##### Data for review

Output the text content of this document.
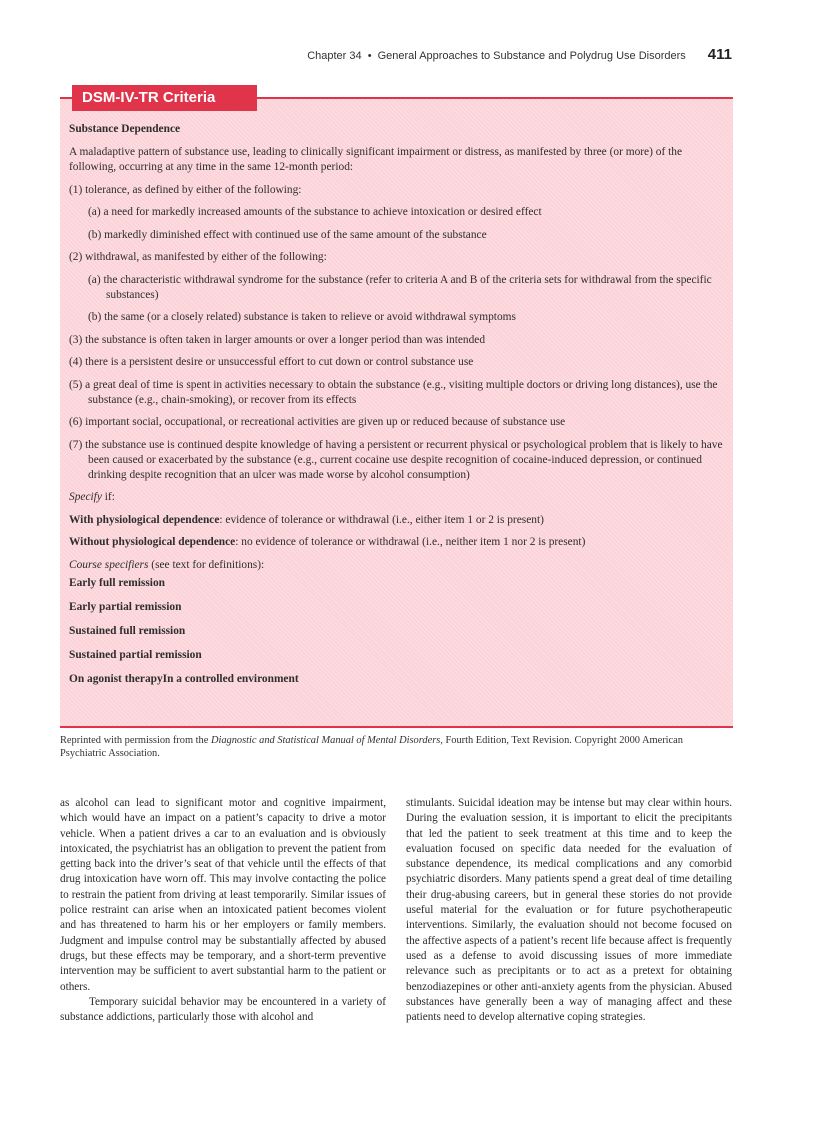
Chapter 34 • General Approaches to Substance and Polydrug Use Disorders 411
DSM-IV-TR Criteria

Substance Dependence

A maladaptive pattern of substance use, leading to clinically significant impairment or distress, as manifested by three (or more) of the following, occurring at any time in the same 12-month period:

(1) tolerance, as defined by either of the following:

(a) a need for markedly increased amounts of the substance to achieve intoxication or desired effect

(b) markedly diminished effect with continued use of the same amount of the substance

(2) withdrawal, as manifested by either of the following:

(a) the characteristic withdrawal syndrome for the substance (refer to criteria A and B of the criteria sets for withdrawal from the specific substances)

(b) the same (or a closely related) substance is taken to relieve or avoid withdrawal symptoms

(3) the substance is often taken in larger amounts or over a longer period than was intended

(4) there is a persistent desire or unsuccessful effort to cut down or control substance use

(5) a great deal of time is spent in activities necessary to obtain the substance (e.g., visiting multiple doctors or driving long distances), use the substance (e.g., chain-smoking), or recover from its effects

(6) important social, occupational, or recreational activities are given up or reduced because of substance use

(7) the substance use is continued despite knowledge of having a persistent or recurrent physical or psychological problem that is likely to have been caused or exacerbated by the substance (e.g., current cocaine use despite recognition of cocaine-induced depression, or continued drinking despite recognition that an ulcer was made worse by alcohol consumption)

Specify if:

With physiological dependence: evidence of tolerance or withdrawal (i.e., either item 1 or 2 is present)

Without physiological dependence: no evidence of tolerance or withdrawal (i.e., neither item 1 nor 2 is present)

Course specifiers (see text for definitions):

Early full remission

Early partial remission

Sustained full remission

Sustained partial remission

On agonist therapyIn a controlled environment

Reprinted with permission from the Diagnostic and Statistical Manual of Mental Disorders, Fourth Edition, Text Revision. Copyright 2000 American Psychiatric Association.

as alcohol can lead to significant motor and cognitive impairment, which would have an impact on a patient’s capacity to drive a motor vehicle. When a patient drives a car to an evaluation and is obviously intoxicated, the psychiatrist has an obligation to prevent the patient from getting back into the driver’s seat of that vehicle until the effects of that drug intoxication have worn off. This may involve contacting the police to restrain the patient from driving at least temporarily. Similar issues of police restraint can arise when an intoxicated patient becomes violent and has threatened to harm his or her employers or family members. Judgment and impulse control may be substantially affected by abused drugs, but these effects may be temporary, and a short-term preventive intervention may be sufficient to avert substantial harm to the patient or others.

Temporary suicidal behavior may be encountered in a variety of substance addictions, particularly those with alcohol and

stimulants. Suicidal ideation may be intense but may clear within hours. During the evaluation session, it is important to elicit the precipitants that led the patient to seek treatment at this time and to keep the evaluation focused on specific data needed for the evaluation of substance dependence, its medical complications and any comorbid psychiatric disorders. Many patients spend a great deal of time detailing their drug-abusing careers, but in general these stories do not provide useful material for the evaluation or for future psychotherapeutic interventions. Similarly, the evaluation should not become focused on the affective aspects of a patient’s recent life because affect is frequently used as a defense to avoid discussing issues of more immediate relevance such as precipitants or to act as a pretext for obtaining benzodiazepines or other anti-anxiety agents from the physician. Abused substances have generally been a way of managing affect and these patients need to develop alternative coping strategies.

##########
##### Data for review

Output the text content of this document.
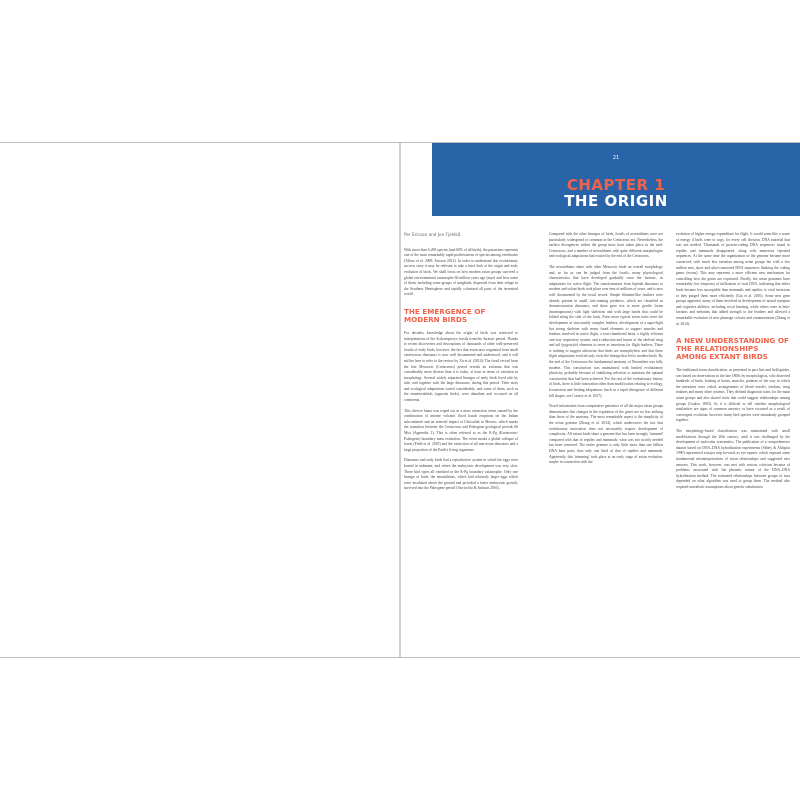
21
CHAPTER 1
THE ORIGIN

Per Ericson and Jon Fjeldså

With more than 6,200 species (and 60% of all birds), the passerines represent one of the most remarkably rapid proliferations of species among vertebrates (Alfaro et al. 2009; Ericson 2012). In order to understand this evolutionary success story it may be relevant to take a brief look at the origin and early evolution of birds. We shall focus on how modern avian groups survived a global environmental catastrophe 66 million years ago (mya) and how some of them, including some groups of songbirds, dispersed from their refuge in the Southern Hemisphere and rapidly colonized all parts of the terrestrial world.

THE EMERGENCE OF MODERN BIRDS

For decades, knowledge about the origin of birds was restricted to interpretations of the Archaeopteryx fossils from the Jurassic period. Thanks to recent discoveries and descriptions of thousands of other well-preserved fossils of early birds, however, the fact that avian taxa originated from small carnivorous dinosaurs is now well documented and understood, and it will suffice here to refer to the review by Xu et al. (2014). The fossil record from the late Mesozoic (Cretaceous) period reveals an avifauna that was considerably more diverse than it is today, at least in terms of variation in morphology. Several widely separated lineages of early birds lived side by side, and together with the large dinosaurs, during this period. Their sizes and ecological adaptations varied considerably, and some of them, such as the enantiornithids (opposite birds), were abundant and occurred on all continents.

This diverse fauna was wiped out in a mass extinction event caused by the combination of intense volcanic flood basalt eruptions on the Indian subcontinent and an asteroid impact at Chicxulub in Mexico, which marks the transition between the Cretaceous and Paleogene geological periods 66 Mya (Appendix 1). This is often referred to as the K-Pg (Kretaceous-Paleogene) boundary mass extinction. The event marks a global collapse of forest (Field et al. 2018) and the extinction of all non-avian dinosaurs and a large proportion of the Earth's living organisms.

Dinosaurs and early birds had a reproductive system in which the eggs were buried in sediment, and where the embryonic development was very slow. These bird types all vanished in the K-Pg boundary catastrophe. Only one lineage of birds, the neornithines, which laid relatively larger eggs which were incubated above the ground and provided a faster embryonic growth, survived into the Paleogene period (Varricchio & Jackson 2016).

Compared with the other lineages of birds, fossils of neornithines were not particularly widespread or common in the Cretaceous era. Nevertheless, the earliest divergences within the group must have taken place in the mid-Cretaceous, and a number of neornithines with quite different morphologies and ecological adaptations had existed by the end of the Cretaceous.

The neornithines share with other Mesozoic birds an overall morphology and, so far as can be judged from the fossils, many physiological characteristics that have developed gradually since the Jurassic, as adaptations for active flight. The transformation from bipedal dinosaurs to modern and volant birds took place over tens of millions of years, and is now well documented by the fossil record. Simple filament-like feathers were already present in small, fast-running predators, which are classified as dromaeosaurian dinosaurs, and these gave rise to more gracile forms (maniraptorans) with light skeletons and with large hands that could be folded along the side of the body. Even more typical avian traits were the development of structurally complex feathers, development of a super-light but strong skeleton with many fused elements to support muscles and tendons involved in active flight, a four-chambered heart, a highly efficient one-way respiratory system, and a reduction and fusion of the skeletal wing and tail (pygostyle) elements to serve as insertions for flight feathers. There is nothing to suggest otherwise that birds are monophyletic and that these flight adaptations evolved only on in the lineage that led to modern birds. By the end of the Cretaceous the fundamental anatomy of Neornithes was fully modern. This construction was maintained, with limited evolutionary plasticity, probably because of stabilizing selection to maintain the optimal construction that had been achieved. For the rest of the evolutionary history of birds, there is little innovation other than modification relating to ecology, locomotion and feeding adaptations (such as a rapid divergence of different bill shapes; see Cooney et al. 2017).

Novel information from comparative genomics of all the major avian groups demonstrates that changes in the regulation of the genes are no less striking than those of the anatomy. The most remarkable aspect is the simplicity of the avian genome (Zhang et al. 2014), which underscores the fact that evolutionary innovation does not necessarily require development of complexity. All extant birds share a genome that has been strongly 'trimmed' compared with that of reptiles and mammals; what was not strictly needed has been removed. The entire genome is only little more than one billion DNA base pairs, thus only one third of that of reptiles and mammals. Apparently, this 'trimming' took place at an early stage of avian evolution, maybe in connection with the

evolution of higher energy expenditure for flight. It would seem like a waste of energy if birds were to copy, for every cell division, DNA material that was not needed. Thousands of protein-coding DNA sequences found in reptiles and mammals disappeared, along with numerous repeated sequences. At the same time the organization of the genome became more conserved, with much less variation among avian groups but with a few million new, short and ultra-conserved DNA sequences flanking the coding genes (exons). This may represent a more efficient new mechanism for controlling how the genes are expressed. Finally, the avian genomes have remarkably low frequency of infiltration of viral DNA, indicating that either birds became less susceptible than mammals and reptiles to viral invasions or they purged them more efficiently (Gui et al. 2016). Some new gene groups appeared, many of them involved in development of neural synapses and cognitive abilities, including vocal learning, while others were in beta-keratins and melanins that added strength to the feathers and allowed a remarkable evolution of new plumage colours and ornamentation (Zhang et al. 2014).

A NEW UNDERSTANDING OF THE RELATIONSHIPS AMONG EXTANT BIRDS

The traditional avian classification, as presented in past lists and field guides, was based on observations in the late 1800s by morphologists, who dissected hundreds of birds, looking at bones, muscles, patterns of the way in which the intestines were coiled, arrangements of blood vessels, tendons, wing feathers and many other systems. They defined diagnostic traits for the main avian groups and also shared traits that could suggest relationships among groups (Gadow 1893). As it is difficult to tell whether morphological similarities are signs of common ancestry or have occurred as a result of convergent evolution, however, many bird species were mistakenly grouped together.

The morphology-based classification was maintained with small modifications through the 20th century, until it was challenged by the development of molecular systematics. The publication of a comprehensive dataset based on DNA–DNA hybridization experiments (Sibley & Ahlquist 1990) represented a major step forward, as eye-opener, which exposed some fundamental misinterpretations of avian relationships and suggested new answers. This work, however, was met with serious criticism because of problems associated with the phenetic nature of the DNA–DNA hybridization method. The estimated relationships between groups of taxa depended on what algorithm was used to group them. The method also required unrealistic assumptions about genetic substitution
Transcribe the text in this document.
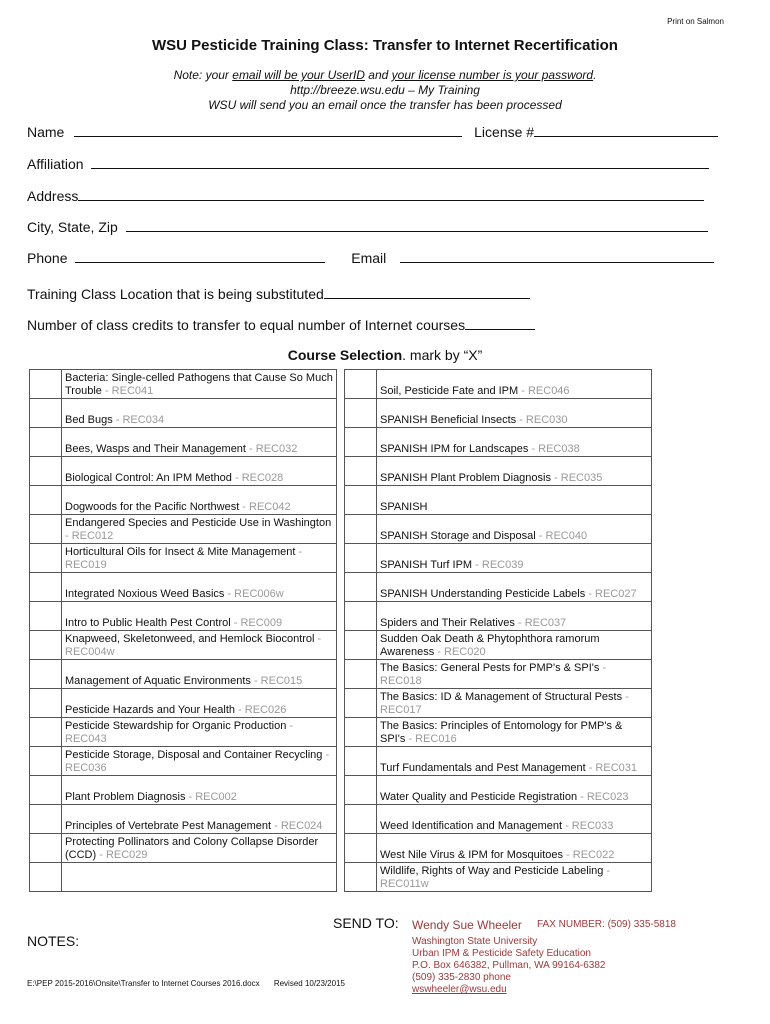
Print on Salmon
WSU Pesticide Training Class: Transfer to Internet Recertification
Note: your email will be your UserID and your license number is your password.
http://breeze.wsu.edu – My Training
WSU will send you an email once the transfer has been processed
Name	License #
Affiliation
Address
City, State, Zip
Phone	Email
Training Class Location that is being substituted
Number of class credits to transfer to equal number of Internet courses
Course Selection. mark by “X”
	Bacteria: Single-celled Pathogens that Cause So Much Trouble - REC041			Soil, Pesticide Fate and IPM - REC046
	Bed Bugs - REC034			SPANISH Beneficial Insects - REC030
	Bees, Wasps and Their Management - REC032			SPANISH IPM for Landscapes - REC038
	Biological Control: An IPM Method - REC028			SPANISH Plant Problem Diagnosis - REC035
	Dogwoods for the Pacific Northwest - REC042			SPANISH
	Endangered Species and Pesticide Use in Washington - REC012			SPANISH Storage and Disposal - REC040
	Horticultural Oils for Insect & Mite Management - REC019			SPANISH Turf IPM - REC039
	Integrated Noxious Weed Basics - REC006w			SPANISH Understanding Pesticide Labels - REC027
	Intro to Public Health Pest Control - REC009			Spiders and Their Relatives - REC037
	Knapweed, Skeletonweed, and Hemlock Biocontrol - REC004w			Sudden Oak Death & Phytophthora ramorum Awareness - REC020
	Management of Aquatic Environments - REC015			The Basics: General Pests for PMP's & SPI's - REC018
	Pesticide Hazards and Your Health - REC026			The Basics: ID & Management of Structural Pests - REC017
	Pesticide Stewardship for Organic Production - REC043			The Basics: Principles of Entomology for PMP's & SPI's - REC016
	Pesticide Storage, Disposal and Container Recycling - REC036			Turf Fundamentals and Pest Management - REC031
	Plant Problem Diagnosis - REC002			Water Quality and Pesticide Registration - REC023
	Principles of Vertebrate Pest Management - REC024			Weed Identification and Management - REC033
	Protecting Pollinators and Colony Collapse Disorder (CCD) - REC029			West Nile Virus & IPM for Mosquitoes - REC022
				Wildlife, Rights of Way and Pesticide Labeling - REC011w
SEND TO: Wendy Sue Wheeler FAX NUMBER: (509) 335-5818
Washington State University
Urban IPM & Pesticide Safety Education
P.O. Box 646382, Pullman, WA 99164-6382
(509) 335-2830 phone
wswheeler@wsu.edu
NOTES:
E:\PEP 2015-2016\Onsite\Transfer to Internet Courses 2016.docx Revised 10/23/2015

##########
##### Data for review

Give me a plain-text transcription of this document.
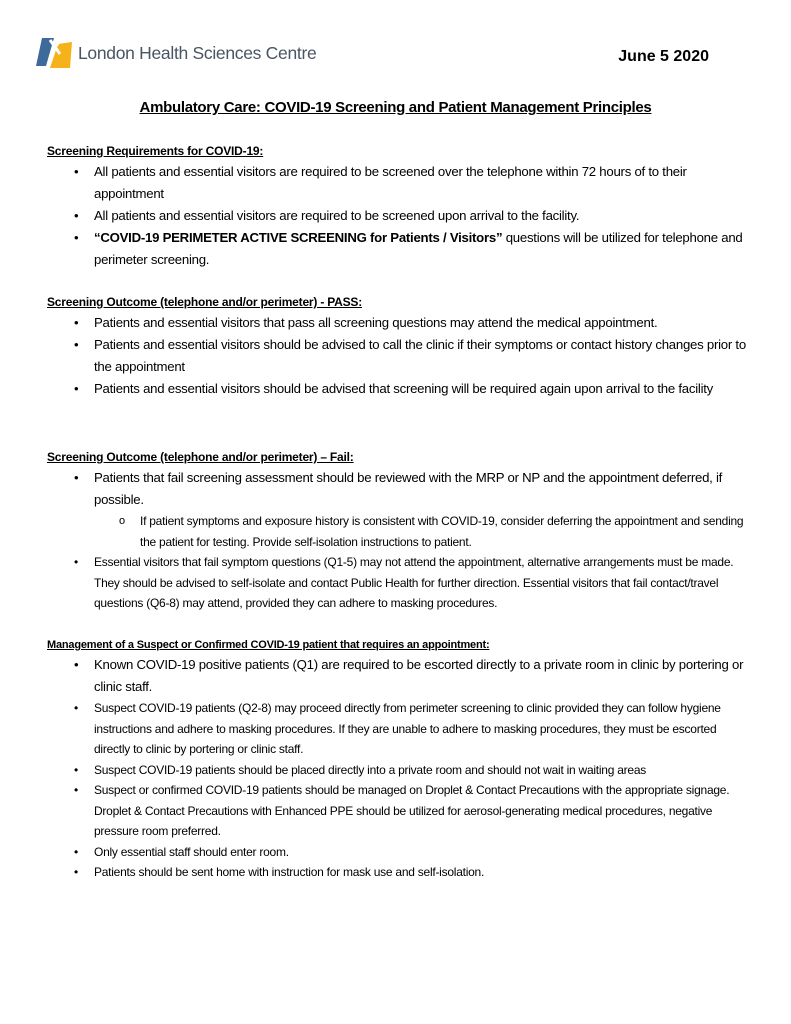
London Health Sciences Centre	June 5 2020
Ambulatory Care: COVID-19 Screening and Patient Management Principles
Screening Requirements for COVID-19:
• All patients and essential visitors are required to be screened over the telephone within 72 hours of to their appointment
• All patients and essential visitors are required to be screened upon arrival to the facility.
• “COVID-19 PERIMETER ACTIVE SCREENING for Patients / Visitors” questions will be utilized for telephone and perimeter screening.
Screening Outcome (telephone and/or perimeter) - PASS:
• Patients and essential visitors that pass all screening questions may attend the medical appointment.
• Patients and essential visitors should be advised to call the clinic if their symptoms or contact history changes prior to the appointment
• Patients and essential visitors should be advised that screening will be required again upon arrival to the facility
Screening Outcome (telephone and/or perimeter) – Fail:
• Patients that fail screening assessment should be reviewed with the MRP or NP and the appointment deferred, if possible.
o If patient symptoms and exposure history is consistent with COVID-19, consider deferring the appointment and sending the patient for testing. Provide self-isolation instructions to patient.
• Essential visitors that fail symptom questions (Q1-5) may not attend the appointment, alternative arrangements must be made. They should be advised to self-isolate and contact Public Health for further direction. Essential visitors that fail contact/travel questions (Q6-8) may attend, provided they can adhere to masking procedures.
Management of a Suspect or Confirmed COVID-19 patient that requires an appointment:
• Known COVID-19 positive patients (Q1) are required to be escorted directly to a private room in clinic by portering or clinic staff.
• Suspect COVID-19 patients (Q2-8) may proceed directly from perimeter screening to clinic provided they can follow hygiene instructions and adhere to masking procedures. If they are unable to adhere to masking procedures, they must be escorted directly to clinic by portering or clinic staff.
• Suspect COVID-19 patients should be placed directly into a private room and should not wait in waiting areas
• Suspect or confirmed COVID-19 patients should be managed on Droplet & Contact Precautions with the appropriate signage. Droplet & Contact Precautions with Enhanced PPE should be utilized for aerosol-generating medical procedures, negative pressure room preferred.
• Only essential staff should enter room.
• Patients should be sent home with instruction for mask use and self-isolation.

##########

What to do:
Show me all lines in the records that contain "isolation".

Written response:
o If patient symptoms and exposure history is consistent with COVID-19, consider deferring the appointment and sending the patient for testing. Provide self-isolation instructions to patient.
• Patients should be sent home with instruction for mask use and self-isolation.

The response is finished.